**What the task requires:** Can you output the material exactly as written, minus any pictures it holds?
↓↓↓
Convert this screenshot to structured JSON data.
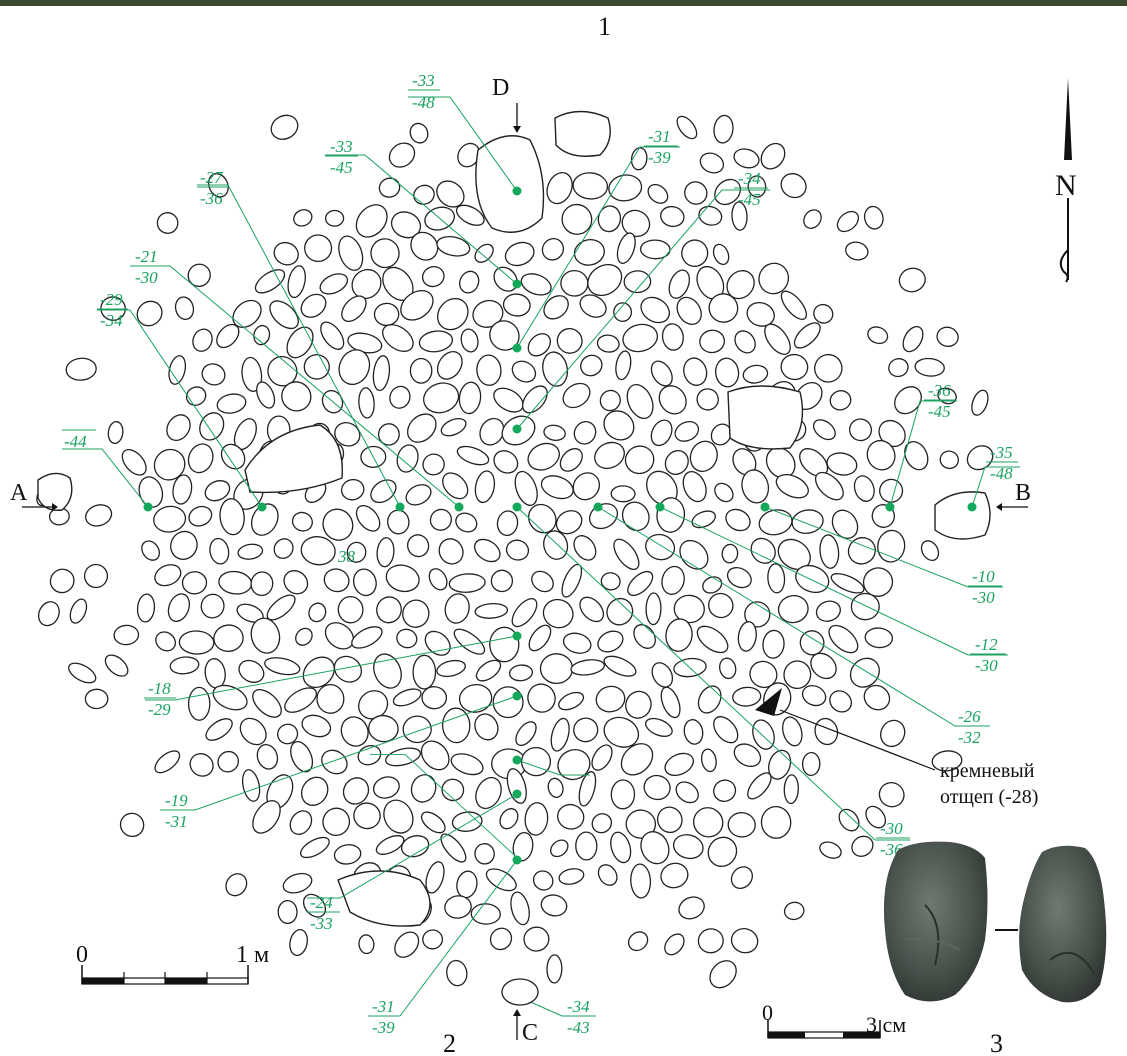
{
  "figure": {
    "panel_labels": {
      "main": "1",
      "profile": "2",
      "flake": "3"
    },
    "compass": {
      "north_label": "N"
    },
    "section_markers": {
      "west": "A",
      "east": "B",
      "south": "C",
      "north": "D"
    },
    "scale_bars": {
      "plan": {
        "start": "0",
        "end": "1 м"
      },
      "flake": {
        "start": "0",
        "end": "3 см"
      }
    },
    "annotation": {
      "line1": "кремневый",
      "line2": "отщеп (-28)"
    },
    "depth_labels": [
      {
        "top": "-33",
        "bottom": "-48"
      },
      {
        "top": "-33",
        "bottom": "-45"
      },
      {
        "top": "-27",
        "bottom": "-36"
      },
      {
        "top": "-21",
        "bottom": "-30"
      },
      {
        "top": "-29",
        "bottom": "-34"
      },
      {
        "top": "",
        "bottom": "-44"
      },
      {
        "top": "-31",
        "bottom": "-39"
      },
      {
        "top": "-34",
        "bottom": "-45"
      },
      {
        "top": "-36",
        "bottom": "-45"
      },
      {
        "top": "-35",
        "bottom": "-48"
      },
      {
        "top": "-10",
        "bottom": "-30"
      },
      {
        "top": "-12",
        "bottom": "-30"
      },
      {
        "top": "-26",
        "bottom": "-32"
      },
      {
        "top": "-30",
        "bottom": "-36"
      },
      {
        "top": "-18",
        "bottom": "-29"
      },
      {
        "top": "-19",
        "bottom": "-31"
      },
      {
        "top": "-24",
        "bottom": "-33"
      },
      {
        "top": "-31",
        "bottom": "-39"
      },
      {
        "top": "-34",
        "bottom": "-43"
      }
    ],
    "loose_label": "38",
    "colors": {
      "points": "#1aa260",
      "ink": "#111111"
    }
  }
}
↑↑↑
**Right answer:**
Convert this screenshot to structured JSON data.
{
  "figure": {
    "panel_labels": {
      "main": "1",
      "profile": "2",
      "flake": "3"
    },
    "compass": {
      "north_label": "N"
    },
    "section_markers": {
      "west": "A",
      "east": "B",
      "south": "C",
      "north": "D"
    },
    "scale_bars": {
      "plan": {
        "start": "0",
        "end": "1 м"
      },
      "flake": {
        "start": "0",
        "end": "3 см"
      }
    },
    "annotation": {
      "line1": "кремневый",
      "line2": "отщеп (-28)"
    },
    "depth_labels": [
      {
        "top": "-33",
        "bottom": "-48"
      },
      {
        "top": "-33",
        "bottom": "-45"
      },
      {
        "top": "-27",
        "bottom": "-36"
      },
      {
        "top": "-21",
        "bottom": "-30"
      },
      {
        "top": "-29",
        "bottom": "-34"
      },
      {
        "top": "",
        "bottom": "-44"
      },
      {
        "top": "-31",
        "bottom": "-39"
      },
      {
        "top": "-34",
        "bottom": "-45"
      },
      {
        "top": "-36",
        "bottom": "-45"
      },
      {
        "top": "-35",
        "bottom": "-48"
      },
      {
        "top": "-10",
        "bottom": "-30"
      },
      {
        "top": "-12",
        "bottom": "-30"
      },
      {
        "top": "-26",
        "bottom": "-32"
      },
      {
        "top": "-30",
        "bottom": "-36"
      },
      {
        "top": "-18",
        "bottom": "-29"
      },
      {
        "top": "-19",
        "bottom": "-31"
      },
      {
        "top": "-24",
        "bottom": "-33"
      },
      {
        "top": "-31",
        "bottom": "-39"
      },
      {
        "top": "-34",
        "bottom": "-43"
      }
    ],
    "loose_label": "38",
    "colors": {
      "points": "#1aa260",
      "ink": "#111111"
    }
  }
}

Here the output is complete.